As a quick recap, societal engineering is defined as:

“the study of the creation and influence of human societies. It is a field of social science, dealing with those social dynamics which operate on a large enough scale to affect entire populations.”

(Read the full introductory article here)

Have you ever had the experience of coming home to your mother, or your spouse, and having them tell you what “we’re doing” that night? Laying out plans which you are apparently involved in, but did not have a hand in making?

This is a small scale application of the societal engineering technique of “fait accompli”.

“Fait accompli” is a phrase of French origin that literally means “accomplished fact”. It is used to denote “a thing that has already happened or been decided before those affected hear about it, leaving them with no option but to accept it” according to Google.

When someone close to you tells you that they have made plans for you, you can protest if you like…but you usually don’t. Or you protest, but then go along with the plan anyway.

Right?

The reason we do this is because the plans are “already made”. Because we consider the planning phase to be over, and the execution phase about to begin, we realize the futility in protesting the event.

You come home from work one day and there is fresh, hot, plate of pasta sitting on the table for you. You weren’t planning on eating pasta that night — you had some barbequed steak in mind. But being that the pasta is already there…you just eat that.

Who could resist this?

You go out for a night on the town with the boys…but they’re not at the usual watering hole. They text you that they’ve met up at a different place down the road. So what can you do? They are already there. So you go too.

The idea of an event already being accomplished, or a plan already in motion tends to influence the mind in that direction. It takes out the work of decision making — which the mind generally finds as a stressful activity — and places the “correct” choice neatly in front of you.

This technique is extremely powerful when used by the media or public figures.

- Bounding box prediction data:
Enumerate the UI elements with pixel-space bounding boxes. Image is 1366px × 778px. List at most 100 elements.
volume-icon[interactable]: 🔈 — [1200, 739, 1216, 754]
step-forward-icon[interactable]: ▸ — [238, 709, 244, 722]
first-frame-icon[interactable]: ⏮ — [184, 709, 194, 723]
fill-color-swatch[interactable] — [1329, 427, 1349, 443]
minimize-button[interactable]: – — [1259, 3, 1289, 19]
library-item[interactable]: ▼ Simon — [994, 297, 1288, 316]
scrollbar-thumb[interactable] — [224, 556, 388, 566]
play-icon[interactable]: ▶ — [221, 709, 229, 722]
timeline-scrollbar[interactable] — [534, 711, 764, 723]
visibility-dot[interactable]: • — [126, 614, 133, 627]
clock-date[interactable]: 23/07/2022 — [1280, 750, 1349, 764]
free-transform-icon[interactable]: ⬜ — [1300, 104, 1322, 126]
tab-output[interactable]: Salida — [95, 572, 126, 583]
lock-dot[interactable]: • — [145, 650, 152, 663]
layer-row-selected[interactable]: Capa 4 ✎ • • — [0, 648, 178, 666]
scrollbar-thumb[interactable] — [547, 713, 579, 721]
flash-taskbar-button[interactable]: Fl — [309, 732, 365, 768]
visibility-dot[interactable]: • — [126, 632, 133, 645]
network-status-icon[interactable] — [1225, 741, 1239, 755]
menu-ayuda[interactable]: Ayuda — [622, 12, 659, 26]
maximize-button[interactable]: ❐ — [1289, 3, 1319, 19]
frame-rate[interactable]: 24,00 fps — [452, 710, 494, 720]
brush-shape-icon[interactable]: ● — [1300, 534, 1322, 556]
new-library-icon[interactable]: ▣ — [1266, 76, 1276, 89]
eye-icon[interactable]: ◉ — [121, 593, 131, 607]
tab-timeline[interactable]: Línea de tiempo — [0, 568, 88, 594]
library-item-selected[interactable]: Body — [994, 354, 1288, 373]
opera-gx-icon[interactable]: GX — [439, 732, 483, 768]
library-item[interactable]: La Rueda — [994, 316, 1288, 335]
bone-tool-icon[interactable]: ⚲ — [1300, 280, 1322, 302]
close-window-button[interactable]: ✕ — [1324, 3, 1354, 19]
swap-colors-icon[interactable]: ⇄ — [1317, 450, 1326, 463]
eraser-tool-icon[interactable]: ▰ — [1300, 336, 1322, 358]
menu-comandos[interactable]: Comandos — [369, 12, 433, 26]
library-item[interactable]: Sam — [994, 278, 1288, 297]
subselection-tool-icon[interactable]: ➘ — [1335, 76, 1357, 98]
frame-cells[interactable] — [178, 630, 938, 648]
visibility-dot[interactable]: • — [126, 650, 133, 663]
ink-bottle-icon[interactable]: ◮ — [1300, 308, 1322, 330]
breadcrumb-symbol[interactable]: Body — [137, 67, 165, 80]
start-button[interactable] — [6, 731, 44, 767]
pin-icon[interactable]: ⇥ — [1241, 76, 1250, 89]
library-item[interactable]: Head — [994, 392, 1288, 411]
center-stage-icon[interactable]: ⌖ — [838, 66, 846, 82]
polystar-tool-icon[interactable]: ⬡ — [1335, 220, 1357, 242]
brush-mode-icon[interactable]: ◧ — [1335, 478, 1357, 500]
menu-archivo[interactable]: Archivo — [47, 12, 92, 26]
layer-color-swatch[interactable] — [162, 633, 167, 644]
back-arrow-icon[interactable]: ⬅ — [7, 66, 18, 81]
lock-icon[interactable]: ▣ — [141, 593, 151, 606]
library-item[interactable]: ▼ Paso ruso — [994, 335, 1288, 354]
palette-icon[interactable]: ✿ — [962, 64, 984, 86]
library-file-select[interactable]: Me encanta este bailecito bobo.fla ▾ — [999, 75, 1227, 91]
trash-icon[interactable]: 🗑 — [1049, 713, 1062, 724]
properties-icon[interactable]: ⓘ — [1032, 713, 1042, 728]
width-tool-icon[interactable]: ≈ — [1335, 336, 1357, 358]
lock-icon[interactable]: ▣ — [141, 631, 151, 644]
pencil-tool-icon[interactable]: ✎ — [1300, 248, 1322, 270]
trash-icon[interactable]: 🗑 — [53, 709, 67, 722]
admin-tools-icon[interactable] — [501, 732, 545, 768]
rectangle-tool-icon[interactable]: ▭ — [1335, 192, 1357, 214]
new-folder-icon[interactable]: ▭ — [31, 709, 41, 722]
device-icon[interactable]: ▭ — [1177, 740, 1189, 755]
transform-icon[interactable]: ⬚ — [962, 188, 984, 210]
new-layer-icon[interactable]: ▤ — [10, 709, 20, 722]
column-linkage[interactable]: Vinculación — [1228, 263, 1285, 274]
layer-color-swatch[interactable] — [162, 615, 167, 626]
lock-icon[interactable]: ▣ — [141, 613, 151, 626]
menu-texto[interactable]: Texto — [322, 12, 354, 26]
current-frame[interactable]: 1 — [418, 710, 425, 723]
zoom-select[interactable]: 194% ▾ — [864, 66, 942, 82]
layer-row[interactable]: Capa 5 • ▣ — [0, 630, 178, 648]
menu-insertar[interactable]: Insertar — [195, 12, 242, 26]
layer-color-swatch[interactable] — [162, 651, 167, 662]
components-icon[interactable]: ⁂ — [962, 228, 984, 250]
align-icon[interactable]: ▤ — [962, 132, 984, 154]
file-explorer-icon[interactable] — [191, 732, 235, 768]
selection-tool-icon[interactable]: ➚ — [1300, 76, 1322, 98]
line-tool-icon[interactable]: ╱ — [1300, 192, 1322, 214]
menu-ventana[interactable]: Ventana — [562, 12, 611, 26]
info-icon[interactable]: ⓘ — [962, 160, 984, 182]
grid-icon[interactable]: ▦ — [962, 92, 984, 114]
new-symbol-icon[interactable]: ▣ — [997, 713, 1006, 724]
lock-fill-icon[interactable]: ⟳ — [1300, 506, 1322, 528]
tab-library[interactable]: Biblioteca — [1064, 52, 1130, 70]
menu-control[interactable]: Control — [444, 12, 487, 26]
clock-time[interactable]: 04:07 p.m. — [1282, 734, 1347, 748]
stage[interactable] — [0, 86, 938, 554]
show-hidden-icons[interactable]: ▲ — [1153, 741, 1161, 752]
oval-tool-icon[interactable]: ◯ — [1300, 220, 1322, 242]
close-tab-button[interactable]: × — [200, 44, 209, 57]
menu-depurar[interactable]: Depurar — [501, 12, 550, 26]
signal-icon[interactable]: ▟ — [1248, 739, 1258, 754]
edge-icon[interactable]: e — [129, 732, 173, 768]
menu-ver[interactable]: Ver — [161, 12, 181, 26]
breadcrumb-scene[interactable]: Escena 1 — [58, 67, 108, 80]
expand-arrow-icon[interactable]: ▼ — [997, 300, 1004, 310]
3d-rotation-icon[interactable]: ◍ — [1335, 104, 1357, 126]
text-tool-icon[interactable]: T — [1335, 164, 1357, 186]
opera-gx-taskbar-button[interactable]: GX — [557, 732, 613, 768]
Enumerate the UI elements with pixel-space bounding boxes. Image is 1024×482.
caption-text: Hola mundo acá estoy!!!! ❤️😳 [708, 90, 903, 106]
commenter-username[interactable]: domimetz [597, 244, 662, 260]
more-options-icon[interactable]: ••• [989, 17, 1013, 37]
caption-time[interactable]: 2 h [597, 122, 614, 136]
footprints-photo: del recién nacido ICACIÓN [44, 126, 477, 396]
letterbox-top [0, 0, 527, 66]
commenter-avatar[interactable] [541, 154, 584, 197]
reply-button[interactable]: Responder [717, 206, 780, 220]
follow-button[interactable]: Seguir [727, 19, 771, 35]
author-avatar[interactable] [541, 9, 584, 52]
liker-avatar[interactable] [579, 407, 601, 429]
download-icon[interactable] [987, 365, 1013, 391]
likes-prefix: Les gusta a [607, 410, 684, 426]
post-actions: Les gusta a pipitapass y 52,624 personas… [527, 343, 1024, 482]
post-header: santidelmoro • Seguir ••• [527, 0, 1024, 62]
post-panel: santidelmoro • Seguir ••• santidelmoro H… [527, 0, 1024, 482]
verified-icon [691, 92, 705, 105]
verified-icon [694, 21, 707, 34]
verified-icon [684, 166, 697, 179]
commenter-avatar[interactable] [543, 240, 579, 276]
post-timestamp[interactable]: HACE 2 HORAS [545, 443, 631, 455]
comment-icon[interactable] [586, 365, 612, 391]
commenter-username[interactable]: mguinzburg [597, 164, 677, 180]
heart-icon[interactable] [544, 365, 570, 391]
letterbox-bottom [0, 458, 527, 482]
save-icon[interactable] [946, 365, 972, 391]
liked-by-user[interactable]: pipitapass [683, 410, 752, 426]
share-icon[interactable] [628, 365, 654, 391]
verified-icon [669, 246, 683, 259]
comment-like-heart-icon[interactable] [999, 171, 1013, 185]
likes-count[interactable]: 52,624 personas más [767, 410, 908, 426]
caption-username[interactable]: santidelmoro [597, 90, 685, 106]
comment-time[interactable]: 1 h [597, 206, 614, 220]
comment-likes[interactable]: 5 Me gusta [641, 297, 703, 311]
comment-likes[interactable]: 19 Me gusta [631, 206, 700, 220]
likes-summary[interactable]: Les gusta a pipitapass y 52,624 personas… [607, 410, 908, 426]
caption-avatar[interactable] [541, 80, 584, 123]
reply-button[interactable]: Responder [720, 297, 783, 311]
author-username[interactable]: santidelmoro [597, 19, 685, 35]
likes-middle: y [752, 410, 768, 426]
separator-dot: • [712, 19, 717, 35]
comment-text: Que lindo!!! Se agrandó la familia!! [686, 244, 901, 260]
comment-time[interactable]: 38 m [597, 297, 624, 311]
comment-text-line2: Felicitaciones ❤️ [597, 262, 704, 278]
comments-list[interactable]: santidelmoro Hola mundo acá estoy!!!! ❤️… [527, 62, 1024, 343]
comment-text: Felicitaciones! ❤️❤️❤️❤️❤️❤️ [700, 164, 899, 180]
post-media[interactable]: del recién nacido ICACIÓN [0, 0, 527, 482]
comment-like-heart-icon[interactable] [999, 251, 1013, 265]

- WORK TASK:
Condense the paragraph in the fait accompli passage that begins "The idea of an event already being accomplished" into a shorter version that keeps its main points.

- ANSWER TO THE EXERCISE:
An event already accomplished, or a plan already in motion, pulls the mind toward it. It spares the mind the generally stressful work of deciding and sets the "correct" choice right in front of you.